Required work :: With the images removed, repeat the data below exactly.

(Data entries)
====
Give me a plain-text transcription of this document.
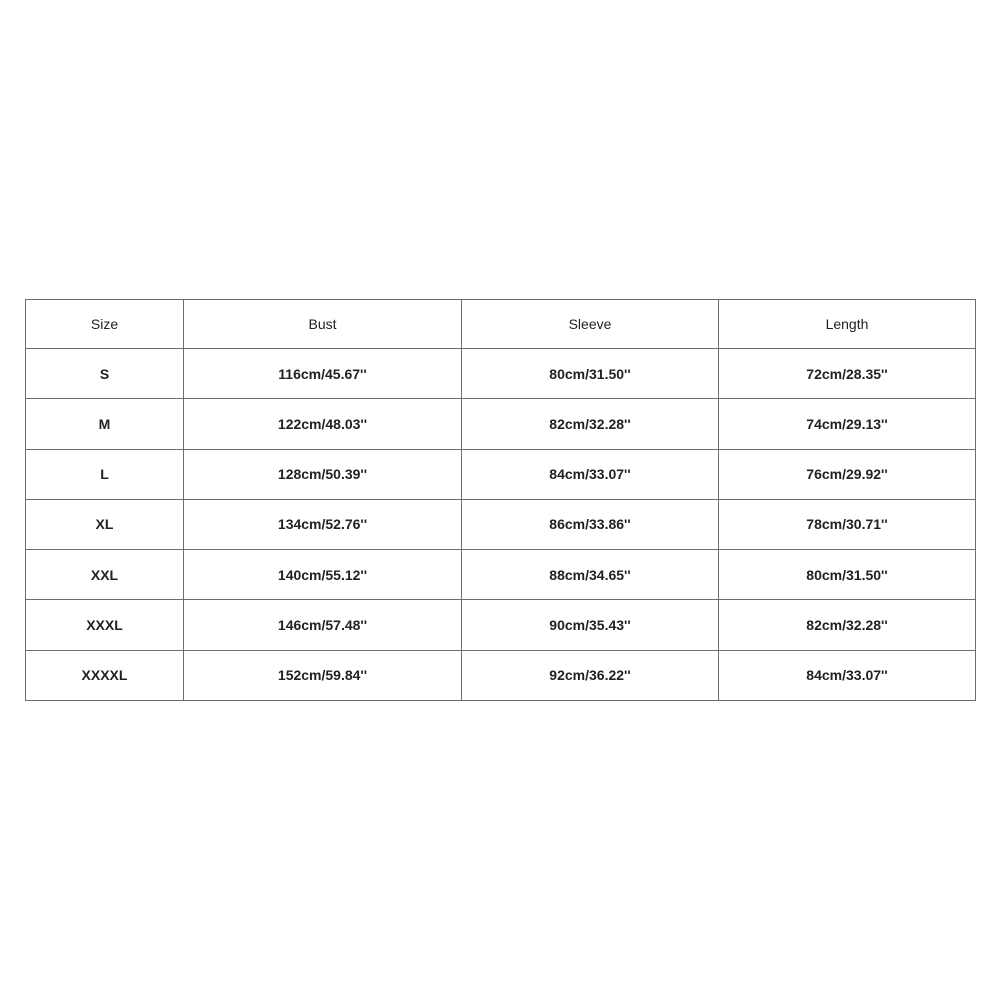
Size	Bust	Sleeve	Length
S	116cm/45.67''	80cm/31.50''	72cm/28.35''
M	122cm/48.03''	82cm/32.28''	74cm/29.13''
L	128cm/50.39''	84cm/33.07''	76cm/29.92''
XL	134cm/52.76''	86cm/33.86''	78cm/30.71''
XXL	140cm/55.12''	88cm/34.65''	80cm/31.50''
XXXL	146cm/57.48''	90cm/35.43''	82cm/32.28''
XXXXL	152cm/59.84''	92cm/36.22''	84cm/33.07''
====
Task answer ::
Give me a plain-text transcription of this document.
Size	Bust	Sleeve	Length
S	116cm/45.67''	80cm/31.50''	72cm/28.35''
M	122cm/48.03''	82cm/32.28''	74cm/29.13''
L	128cm/50.39''	84cm/33.07''	76cm/29.92''
XL	134cm/52.76''	86cm/33.86''	78cm/30.71''
XXL	140cm/55.12''	88cm/34.65''	80cm/31.50''
XXXL	146cm/57.48''	90cm/35.43''	82cm/32.28''
XXXXL	152cm/59.84''	92cm/36.22''	84cm/33.07''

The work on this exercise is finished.